JOB:
Rewrite the items as a Markdown table with two columns, No. and Text, giving each line its row number and leaving out blank lines. Start at the first line of the items and stop after the line that contains "leadership-list xyxy=(252,251,502,347)".

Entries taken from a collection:
###

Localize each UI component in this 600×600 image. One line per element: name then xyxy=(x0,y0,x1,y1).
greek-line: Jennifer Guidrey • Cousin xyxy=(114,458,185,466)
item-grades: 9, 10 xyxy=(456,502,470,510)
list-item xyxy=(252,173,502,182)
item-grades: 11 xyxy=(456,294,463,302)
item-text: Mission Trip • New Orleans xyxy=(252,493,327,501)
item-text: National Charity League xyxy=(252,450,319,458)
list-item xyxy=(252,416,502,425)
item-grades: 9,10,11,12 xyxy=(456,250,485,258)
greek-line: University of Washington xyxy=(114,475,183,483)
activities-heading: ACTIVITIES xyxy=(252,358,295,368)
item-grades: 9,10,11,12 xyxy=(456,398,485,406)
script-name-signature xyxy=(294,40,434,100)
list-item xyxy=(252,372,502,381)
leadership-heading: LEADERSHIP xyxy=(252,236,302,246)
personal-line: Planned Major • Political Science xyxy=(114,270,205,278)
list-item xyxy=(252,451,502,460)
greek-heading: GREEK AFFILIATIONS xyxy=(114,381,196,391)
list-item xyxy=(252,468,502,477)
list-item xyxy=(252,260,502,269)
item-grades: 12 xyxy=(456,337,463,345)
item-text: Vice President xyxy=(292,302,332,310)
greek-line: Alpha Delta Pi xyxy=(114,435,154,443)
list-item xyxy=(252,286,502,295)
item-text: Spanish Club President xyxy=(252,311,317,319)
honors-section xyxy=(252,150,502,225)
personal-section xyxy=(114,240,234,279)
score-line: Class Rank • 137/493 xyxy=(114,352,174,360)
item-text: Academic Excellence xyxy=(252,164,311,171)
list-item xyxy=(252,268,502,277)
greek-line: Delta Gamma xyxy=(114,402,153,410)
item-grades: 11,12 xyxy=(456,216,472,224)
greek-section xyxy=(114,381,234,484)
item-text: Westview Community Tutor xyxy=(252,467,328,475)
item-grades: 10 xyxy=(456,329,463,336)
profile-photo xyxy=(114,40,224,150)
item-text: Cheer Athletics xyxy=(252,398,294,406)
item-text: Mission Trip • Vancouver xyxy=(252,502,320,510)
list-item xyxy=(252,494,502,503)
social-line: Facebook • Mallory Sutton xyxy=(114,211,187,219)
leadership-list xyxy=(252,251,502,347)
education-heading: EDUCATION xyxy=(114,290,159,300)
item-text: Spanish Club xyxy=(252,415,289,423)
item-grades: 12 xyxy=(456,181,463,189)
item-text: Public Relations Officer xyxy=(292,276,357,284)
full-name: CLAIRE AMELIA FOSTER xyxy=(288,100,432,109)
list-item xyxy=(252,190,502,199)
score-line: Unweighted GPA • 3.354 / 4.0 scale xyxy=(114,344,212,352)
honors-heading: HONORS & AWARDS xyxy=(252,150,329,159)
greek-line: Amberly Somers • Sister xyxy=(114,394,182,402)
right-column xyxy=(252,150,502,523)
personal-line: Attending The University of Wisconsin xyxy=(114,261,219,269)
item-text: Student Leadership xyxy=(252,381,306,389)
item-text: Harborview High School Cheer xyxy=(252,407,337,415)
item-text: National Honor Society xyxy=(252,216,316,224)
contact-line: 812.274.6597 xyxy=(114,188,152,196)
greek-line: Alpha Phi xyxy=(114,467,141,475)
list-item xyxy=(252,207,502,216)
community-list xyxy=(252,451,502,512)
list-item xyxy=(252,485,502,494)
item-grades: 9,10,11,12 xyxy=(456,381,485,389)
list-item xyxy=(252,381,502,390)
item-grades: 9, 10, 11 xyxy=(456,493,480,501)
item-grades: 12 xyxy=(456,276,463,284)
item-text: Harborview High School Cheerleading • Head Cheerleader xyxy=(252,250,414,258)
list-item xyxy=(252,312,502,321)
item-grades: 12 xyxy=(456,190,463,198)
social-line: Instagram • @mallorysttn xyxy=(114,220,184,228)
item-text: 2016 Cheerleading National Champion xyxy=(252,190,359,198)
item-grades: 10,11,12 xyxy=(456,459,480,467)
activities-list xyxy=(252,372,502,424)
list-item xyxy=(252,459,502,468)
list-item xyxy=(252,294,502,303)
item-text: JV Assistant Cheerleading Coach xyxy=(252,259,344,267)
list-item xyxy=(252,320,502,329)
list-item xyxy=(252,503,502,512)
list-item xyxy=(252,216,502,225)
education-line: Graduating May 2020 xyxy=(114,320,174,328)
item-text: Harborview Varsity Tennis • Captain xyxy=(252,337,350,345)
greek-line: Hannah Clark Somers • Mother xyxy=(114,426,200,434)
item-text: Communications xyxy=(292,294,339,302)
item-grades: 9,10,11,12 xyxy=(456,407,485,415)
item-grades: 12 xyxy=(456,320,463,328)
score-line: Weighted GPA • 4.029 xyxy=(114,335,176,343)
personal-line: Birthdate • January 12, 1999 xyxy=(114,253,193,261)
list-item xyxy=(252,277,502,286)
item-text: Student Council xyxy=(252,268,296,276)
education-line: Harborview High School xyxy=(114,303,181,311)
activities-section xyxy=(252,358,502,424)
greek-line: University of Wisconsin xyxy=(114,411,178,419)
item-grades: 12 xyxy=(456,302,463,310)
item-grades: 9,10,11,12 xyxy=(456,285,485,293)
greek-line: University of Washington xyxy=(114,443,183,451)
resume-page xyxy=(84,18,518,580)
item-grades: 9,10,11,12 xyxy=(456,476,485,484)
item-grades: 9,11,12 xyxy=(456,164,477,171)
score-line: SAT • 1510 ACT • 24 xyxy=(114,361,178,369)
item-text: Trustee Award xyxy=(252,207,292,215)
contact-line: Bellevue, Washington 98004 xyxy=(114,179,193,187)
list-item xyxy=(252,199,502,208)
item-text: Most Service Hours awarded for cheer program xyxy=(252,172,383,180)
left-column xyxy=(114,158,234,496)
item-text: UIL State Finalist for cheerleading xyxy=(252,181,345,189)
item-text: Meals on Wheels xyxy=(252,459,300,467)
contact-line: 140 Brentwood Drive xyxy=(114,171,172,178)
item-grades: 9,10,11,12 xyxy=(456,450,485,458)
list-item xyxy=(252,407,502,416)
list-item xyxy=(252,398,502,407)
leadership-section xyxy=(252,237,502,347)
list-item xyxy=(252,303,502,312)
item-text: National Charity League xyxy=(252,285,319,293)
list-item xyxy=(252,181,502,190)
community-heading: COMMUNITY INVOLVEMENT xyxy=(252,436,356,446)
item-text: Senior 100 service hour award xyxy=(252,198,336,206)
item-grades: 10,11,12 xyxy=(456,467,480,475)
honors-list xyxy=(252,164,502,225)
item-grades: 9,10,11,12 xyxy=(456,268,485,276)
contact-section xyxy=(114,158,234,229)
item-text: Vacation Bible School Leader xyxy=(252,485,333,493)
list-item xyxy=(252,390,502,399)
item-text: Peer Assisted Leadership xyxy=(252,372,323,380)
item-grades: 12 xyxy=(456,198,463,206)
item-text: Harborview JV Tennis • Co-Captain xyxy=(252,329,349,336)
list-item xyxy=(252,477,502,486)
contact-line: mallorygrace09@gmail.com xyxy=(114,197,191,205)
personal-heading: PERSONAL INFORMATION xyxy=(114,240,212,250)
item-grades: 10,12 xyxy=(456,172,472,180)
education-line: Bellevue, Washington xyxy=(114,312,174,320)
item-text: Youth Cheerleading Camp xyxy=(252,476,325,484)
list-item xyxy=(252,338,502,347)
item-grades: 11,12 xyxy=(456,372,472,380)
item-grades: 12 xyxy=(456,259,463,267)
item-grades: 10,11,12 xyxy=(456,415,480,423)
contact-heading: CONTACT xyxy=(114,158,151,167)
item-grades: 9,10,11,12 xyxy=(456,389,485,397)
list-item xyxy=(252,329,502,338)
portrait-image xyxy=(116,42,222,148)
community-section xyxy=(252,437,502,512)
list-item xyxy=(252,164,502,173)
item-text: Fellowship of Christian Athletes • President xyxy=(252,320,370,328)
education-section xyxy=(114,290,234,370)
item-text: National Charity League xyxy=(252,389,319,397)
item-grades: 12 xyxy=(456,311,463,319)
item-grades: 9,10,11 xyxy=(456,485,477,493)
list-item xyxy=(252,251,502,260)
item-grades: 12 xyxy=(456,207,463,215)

###

RESULT:
| No. | Text |
|---|---|
| 1 | Localize each UI component in this 600×600 image. One line per element: name then xyxy=(x0,y0,x1,y1). |
| 2 | greek-line: Jennifer Guidrey • Cousin xyxy=(114,458,185,466) |
| 3 | item-grades: 9, 10 xyxy=(456,502,470,510) |
| 4 | list-item xyxy=(252,173,502,182) |
| 5 | item-grades: 11 xyxy=(456,294,463,302) |
| 6 | item-text: Mission Trip • New Orleans xyxy=(252,493,327,501) |
| 7 | item-text: National Charity League xyxy=(252,450,319,458) |
| 8 | list-item xyxy=(252,416,502,425) |
| 9 | item-grades: 9,10,11,12 xyxy=(456,250,485,258) |
| 10 | greek-line: University of Washington xyxy=(114,475,183,483) |
| 11 | activities-heading: ACTIVITIES xyxy=(252,358,295,368) |
| 12 | item-grades: 9,10,11,12 xyxy=(456,398,485,406) |
| 13 | script-name-signature xyxy=(294,40,434,100) |
| 14 | list-item xyxy=(252,372,502,381) |
| 15 | leadership-heading: LEADERSHIP xyxy=(252,236,302,246) |
| 16 | personal-line: Planned Major • Political Science xyxy=(114,270,205,278) |
| 17 | list-item xyxy=(252,451,502,460) |
| 18 | greek-heading: GREEK AFFILIATIONS xyxy=(114,381,196,391) |
| 19 | list-item xyxy=(252,468,502,477) |
| 20 | list-item xyxy=(252,260,502,269) |
| 21 | item-grades: 12 xyxy=(456,337,463,345) |
| 22 | item-text: Vice President xyxy=(292,302,332,310) |
| 23 | greek-line: Alpha Delta Pi xyxy=(114,435,154,443) |
| 24 | list-item xyxy=(252,286,502,295) |
| 25 | item-text: Spanish Club President xyxy=(252,311,317,319) |
| 26 | honors-section xyxy=(252,150,502,225) |
| 27 | personal-section xyxy=(114,240,234,279) |
| 28 | score-line: Class Rank • 137/493 xyxy=(114,352,174,360) |
| 29 | item-text: Academic Excellence xyxy=(252,164,311,171) |
| 30 | list-item xyxy=(252,268,502,277) |
| 31 | greek-line: Delta Gamma xyxy=(114,402,153,410) |
| 32 | item-grades: 11,12 xyxy=(456,216,472,224) |
| 33 | greek-section xyxy=(114,381,234,484) |
| 34 | item-text: Westview Community Tutor xyxy=(252,467,328,475) |
| 35 | item-grades: 10 xyxy=(456,329,463,336) |
| 36 | profile-photo xyxy=(114,40,224,150) |
| 37 | item-text: Cheer Athletics xyxy=(252,398,294,406) |
| 38 | item-text: Mission Trip • Vancouver xyxy=(252,502,320,510) |
| 39 | list-item xyxy=(252,494,502,503) |
| 40 | social-line: Facebook • Mallory Sutton xyxy=(114,211,187,219) |
| 41 | leadership-list xyxy=(252,251,502,347) |